Texto proporcionado:
El Tribunal Supremo no investigará a Pablo Casado por las irregularidades de su máster

El máximo órgano del Poder Judicial no ve indicios de cooperación por parte del presidente del PP en un presunto delito de prevaricación

Cifuentes. Montón. Casado. Los escándalos alrededor de los másteres de la Universidad Rey Juan Carlos están haciendo tambalear los cimientos de la supuesta meritocracia académica española. Y la última decisión del Tribunal Supremo, difundida esta misma mañana, podría elevar todavía más el descontento social: los magistrados que lo conforman han rechazado por unanimidad la petición de la instructora del caso, Carmen Rodríguez-Medel, de que Pablo Casado sea investigado por presuntos delitos de cohecho impropio y prevaricación administrativa.

[Datos de análisis del diseño de página]
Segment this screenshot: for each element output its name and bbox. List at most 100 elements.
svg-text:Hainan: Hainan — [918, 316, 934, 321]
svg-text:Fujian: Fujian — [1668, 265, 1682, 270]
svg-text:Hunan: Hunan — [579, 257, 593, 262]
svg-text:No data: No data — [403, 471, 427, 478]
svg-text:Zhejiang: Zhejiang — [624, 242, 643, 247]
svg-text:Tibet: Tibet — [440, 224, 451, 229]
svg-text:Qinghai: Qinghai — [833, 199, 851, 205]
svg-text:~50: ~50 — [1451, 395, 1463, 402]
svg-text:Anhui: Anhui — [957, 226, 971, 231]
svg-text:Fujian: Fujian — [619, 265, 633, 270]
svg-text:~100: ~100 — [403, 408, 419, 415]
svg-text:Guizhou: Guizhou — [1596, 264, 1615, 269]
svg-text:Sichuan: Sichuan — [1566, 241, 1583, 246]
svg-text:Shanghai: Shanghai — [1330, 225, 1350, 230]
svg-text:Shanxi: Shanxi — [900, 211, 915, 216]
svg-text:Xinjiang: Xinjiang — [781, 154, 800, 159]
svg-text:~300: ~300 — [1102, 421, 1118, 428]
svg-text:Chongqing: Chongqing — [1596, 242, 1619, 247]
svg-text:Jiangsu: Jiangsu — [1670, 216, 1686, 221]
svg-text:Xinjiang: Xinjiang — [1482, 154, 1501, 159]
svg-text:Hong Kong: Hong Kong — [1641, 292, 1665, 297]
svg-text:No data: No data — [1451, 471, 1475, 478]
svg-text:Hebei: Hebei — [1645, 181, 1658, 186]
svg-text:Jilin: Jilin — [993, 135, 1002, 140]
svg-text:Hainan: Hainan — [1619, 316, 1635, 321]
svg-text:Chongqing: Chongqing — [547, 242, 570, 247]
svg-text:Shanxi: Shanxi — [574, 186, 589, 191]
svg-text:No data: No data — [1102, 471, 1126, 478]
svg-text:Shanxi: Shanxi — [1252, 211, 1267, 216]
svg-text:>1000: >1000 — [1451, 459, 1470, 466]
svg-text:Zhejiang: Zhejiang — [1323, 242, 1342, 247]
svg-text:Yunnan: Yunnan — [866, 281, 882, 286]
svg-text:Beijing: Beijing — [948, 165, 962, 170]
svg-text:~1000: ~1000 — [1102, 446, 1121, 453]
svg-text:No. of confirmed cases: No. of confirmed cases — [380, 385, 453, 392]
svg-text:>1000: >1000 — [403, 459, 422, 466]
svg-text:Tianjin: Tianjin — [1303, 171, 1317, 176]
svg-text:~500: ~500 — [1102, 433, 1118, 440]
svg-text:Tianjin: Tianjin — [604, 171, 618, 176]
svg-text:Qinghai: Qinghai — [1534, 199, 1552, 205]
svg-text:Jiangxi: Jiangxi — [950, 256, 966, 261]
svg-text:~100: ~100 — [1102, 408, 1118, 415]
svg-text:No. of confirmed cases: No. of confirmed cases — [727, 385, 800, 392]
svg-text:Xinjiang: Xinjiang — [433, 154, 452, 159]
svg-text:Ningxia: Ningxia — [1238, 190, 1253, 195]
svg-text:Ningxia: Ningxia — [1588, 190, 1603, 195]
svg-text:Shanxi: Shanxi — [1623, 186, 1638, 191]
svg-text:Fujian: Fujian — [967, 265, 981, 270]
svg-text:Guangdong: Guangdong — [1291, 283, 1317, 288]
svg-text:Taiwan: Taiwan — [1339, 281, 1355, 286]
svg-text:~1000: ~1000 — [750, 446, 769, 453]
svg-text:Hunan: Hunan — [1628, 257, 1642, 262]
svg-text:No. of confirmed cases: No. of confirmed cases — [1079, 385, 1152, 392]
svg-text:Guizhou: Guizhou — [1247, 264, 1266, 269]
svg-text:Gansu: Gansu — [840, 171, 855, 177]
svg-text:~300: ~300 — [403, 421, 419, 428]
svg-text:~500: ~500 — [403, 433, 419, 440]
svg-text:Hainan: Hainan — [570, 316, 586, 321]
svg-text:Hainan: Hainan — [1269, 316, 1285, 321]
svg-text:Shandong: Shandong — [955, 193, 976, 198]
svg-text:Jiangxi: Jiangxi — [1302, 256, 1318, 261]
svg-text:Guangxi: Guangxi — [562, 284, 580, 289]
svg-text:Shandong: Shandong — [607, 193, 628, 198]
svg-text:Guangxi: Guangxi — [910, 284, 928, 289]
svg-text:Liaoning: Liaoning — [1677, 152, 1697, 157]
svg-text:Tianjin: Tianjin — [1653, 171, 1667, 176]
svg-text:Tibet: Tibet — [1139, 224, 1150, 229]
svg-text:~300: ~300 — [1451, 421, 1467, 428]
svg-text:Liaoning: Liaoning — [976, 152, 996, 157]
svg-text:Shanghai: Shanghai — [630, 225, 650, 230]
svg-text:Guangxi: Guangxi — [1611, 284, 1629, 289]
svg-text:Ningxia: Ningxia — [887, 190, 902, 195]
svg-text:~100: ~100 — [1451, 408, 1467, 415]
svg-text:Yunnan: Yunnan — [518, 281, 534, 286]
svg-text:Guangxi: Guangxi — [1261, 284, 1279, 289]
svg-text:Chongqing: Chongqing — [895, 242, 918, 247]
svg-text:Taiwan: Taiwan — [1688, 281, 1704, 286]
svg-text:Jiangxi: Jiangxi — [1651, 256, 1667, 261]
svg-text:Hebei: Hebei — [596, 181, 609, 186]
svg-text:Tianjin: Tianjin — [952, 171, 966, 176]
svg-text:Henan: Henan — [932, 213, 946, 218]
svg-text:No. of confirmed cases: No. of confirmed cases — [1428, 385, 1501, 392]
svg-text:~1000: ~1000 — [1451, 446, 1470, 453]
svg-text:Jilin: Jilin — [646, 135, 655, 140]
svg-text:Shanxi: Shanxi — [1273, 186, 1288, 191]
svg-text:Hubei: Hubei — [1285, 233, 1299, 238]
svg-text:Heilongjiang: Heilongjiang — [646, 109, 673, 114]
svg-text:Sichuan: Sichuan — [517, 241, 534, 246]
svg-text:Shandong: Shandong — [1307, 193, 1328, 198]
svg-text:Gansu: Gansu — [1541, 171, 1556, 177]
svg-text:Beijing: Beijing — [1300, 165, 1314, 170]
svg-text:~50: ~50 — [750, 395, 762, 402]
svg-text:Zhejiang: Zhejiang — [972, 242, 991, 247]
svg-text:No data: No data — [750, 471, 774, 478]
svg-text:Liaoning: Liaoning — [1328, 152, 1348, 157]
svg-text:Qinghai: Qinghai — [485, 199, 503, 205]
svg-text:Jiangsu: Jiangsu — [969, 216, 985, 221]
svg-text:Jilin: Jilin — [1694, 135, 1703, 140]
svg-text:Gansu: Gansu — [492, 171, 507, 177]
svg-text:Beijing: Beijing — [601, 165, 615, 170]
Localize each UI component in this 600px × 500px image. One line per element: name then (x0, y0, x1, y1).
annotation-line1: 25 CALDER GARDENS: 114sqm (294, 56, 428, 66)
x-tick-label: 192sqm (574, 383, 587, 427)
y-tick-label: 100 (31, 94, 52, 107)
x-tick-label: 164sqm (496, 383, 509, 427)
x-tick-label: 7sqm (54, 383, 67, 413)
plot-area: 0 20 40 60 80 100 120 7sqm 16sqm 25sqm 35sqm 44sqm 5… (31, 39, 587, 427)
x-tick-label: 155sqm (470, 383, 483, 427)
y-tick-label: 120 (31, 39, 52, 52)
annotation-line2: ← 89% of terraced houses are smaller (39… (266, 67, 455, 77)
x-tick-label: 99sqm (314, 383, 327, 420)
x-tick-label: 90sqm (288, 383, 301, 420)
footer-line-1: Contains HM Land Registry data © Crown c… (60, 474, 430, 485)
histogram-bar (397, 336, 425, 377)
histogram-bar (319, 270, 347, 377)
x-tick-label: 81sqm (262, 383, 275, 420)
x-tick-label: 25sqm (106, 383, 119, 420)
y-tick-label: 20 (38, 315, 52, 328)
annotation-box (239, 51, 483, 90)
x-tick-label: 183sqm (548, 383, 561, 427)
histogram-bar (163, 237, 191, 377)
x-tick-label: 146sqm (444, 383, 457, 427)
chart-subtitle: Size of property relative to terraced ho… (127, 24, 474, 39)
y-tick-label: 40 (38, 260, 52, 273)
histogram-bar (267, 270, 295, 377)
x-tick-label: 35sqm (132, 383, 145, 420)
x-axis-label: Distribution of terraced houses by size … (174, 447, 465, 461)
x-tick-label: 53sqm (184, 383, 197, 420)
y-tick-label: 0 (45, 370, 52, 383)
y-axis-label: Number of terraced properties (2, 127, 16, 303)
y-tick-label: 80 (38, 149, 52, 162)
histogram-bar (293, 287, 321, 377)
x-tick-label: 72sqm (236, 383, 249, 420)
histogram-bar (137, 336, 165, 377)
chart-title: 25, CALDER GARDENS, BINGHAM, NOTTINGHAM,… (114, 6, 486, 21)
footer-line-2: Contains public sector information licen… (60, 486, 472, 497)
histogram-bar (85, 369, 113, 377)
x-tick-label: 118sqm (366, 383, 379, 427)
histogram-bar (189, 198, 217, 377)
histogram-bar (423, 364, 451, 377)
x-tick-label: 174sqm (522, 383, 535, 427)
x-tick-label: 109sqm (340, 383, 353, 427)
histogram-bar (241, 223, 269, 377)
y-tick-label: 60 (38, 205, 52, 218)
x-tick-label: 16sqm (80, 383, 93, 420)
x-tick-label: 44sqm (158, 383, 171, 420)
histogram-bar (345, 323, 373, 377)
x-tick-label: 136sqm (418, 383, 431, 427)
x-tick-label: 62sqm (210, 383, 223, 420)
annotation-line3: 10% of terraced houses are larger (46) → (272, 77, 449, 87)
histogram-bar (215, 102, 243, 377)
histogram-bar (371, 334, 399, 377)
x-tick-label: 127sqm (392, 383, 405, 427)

Tus tareas:
[A] Traduce al inglés esta oración del texto sobre el máster de Casado: «Los escándalos alrededor de los másteres de la Universidad Rey Juan Carlos están haciendo tambalear los cimientos de la supuesta meritocracia académica española.»
[B] Resume en dos oraciones el texto sobre el máster de Casado.
[C] Transcribe literalmente el fragmento del texto sobre el máster de Casado que va de "Cifuentes. Montón. Casado." a "y prevaricación administrativa.", ambos incluidos.
Las entradas no guardan relación con el texto sobre el máster de Casado.

Soluciones propuestas:
[A] The scandals surrounding the master's degrees at Rey Juan Carlos University are shaking the foundations of the supposed Spanish academic meritocracy.

[B] El Tribunal Supremo ha rechazado por unanimidad la petición de la instructora Carmen Rodríguez-Medel de investigar a Pablo Casado por presuntos delitos de cohecho impropio y prevaricación administrativa relacionados con su máster, al no ver indicios de su cooperación en un presunto delito de prevaricación. La decisión se produce en medio de los escándalos de los másteres de la Universidad Rey Juan Carlos, que están haciendo tambalear la supuesta meritocracia académica española.

[C]
Cifuentes. Montón. Casado. Los escándalos alrededor de los másteres de la Universidad Rey Juan Carlos están haciendo tambalear los cimientos de la supuesta meritocracia académica española. Y la última decisión del Tribunal Supremo, difundida esta misma mañana, podría elevar todavía más el descontento social: los magistrados que lo conforman han rechazado por unanimidad la petición de la instructora del caso, Carmen Rodríguez-Medel, de que Pablo Casado sea investigado por presuntos delitos de cohecho impropio y prevaricación administrativa.